Start DATA
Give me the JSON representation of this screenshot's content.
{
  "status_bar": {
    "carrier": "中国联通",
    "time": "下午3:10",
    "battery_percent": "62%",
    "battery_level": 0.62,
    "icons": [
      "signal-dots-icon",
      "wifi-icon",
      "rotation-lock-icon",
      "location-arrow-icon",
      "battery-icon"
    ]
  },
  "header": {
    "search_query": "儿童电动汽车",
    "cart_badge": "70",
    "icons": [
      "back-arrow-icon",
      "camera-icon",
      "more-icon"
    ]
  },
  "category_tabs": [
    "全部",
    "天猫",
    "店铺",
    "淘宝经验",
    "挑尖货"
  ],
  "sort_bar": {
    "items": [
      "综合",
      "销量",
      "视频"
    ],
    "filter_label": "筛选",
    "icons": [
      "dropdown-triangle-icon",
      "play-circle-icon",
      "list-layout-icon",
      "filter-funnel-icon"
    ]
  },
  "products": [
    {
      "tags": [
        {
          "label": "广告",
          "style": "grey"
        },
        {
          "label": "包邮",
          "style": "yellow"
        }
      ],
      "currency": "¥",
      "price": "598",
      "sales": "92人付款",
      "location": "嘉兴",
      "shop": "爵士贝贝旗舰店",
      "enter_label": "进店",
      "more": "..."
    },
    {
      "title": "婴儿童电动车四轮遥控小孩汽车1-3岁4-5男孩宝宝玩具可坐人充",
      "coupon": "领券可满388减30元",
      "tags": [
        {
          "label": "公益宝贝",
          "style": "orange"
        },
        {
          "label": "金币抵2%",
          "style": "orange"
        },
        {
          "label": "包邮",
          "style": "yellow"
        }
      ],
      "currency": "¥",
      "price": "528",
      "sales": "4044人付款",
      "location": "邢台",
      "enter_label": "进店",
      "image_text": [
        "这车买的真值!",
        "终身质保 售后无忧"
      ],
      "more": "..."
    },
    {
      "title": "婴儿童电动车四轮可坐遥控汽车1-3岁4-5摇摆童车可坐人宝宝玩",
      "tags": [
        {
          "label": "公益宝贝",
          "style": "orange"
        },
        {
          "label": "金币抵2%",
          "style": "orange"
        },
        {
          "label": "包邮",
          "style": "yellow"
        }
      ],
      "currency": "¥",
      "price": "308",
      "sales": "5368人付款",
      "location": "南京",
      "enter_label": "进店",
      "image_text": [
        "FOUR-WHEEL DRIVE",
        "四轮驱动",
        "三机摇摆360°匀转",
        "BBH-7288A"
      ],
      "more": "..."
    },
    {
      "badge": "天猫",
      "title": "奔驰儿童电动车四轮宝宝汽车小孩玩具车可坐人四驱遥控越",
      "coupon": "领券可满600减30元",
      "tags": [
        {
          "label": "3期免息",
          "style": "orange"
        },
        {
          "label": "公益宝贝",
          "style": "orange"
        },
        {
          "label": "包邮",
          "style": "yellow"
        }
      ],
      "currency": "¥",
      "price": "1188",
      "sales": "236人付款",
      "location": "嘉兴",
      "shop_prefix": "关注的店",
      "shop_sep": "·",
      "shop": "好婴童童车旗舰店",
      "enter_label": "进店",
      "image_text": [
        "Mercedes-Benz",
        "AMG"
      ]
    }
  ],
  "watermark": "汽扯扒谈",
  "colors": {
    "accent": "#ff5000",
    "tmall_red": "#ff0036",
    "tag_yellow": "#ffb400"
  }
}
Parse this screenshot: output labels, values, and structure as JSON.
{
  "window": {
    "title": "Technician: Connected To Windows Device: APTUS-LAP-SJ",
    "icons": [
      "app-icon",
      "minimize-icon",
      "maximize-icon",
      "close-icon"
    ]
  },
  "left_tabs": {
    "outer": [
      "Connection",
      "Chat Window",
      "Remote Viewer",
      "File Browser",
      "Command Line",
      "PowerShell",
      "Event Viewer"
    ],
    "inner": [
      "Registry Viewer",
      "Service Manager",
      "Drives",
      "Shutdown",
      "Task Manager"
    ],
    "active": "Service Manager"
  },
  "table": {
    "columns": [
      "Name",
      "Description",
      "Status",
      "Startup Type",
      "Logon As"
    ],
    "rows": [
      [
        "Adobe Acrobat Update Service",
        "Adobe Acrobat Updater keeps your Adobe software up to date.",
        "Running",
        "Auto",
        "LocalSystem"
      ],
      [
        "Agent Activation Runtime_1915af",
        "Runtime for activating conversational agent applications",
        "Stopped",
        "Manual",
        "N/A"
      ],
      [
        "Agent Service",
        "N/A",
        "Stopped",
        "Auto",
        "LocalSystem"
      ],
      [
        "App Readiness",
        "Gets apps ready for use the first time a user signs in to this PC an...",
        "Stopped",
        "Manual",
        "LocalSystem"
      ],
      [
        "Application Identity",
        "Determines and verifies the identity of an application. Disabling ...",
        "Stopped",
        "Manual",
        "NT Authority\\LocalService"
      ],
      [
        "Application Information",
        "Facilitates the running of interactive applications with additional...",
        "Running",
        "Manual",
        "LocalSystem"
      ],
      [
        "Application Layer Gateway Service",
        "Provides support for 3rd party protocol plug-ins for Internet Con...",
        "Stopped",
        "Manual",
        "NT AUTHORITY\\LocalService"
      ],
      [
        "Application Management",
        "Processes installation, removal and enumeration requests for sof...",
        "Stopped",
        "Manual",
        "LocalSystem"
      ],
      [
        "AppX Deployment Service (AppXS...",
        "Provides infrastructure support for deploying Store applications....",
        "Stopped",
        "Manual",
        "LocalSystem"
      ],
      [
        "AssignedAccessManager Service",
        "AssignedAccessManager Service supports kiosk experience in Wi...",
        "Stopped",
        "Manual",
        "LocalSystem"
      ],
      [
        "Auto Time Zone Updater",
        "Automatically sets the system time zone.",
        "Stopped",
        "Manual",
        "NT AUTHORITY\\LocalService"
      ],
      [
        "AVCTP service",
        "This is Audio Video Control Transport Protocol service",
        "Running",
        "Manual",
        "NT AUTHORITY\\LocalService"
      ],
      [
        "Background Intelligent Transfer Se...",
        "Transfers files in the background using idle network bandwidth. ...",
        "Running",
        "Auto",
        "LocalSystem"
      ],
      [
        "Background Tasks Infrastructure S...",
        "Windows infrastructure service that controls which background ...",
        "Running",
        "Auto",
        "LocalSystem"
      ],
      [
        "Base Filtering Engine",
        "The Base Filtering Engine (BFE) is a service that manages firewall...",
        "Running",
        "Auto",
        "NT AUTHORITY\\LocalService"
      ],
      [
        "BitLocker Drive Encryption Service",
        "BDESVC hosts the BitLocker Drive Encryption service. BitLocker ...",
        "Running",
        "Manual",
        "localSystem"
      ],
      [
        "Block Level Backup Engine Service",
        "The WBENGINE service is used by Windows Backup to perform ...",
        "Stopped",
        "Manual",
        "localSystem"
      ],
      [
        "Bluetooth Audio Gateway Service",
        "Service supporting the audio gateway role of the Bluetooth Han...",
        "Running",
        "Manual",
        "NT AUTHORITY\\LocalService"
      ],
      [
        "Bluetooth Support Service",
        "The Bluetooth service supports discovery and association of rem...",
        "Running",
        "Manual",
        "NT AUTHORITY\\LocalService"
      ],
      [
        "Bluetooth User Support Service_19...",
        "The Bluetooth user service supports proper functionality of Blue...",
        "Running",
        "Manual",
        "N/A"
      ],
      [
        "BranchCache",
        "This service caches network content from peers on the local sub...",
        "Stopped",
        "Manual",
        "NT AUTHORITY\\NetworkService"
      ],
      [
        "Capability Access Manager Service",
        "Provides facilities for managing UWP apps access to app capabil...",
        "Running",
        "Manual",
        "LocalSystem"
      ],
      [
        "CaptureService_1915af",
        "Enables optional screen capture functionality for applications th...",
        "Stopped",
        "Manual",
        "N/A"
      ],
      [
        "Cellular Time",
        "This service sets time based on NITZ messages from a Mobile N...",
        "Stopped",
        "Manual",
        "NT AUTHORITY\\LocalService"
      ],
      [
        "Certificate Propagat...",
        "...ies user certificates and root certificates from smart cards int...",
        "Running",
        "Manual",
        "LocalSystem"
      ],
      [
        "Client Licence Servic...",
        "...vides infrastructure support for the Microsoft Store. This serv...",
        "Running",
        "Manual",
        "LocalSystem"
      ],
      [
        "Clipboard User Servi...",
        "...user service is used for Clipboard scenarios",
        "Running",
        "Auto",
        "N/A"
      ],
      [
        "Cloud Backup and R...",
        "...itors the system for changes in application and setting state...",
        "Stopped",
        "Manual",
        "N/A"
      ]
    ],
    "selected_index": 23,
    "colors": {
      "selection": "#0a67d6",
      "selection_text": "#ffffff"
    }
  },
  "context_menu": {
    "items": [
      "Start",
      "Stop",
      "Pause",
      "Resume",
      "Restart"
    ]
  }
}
End DATA
◆ INSTRUCTIONS TO FOLLOW ◆
Return each line of the data that contains the string "BitLocker".

◆ RESULT ◆
        "BitLocker Drive Encryption Service",
        "BDESVC hosts the BitLocker Drive Encryption service. BitLocker ...",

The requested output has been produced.